-- START Raw data --

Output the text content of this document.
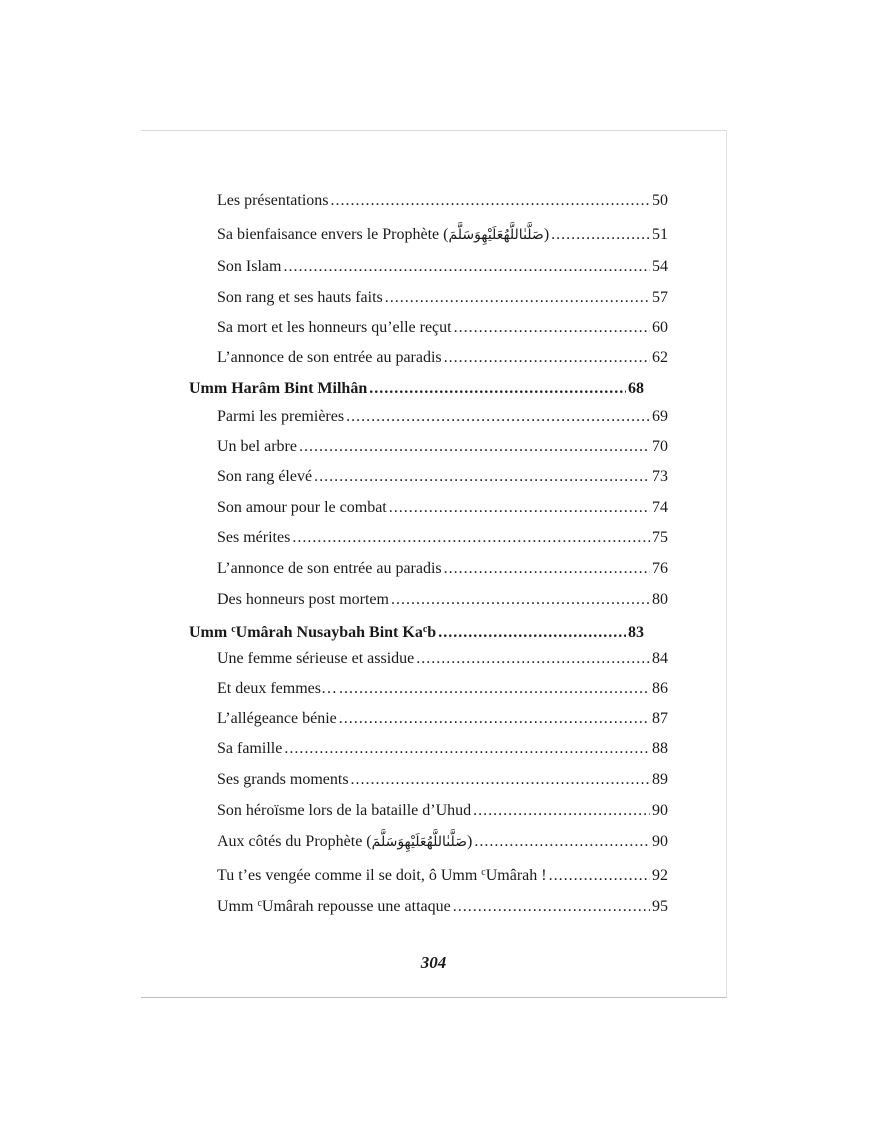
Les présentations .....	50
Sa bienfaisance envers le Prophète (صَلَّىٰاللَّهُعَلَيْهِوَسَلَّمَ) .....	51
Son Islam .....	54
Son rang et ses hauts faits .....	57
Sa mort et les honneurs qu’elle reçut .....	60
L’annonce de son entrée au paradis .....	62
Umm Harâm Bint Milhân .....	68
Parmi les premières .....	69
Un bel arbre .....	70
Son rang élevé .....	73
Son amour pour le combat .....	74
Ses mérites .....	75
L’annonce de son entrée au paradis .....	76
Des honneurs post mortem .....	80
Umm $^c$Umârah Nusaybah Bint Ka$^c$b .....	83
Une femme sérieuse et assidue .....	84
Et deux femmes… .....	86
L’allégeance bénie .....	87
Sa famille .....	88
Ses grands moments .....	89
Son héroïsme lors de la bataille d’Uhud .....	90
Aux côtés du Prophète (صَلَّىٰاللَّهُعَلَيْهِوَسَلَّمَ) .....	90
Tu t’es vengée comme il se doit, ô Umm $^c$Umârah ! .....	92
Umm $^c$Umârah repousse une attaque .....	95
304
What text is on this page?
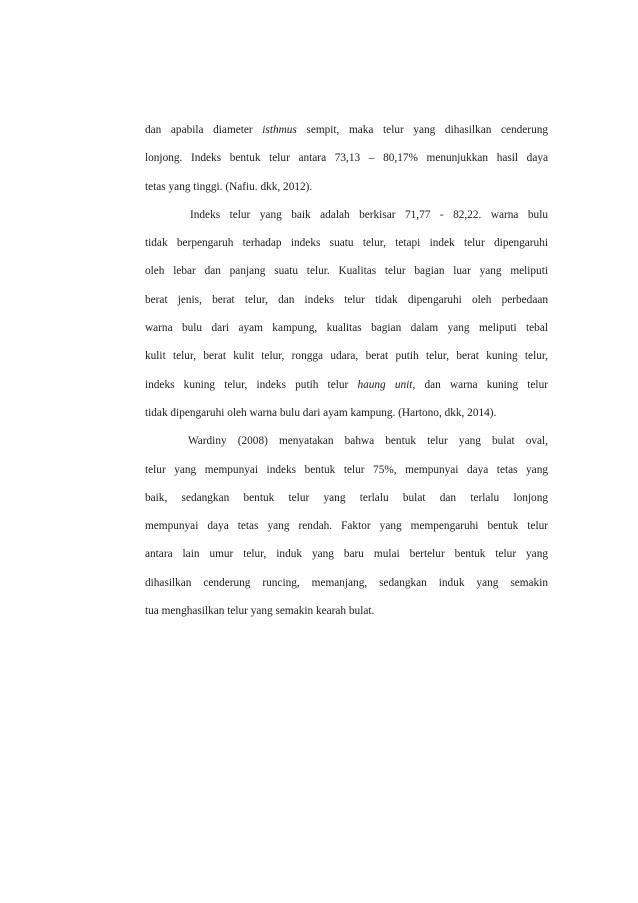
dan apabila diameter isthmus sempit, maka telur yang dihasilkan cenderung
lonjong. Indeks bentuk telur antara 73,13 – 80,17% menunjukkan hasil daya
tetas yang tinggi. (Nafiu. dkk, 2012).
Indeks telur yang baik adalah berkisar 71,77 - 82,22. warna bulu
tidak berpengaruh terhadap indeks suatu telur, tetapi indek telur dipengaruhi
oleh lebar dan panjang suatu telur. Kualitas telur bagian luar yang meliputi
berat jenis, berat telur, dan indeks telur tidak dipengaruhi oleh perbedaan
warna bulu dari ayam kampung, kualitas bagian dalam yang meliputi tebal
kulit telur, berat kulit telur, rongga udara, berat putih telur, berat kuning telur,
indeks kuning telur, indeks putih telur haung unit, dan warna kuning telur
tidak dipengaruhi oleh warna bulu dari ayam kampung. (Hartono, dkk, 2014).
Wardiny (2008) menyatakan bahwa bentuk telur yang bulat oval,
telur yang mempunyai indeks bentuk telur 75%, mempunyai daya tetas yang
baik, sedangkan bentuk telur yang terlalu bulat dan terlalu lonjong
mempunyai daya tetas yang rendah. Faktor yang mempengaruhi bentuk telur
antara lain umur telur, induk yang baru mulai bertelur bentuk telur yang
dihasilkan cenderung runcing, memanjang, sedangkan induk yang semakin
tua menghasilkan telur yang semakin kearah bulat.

-- END Raw data --

Using the listing above, pick out each line that contains the word "putih", then copy it.

kulit telur, berat kulit telur, rongga udara, berat putih telur, berat kuning telur,
indeks kuning telur, indeks putih telur haung unit, dan warna kuning telur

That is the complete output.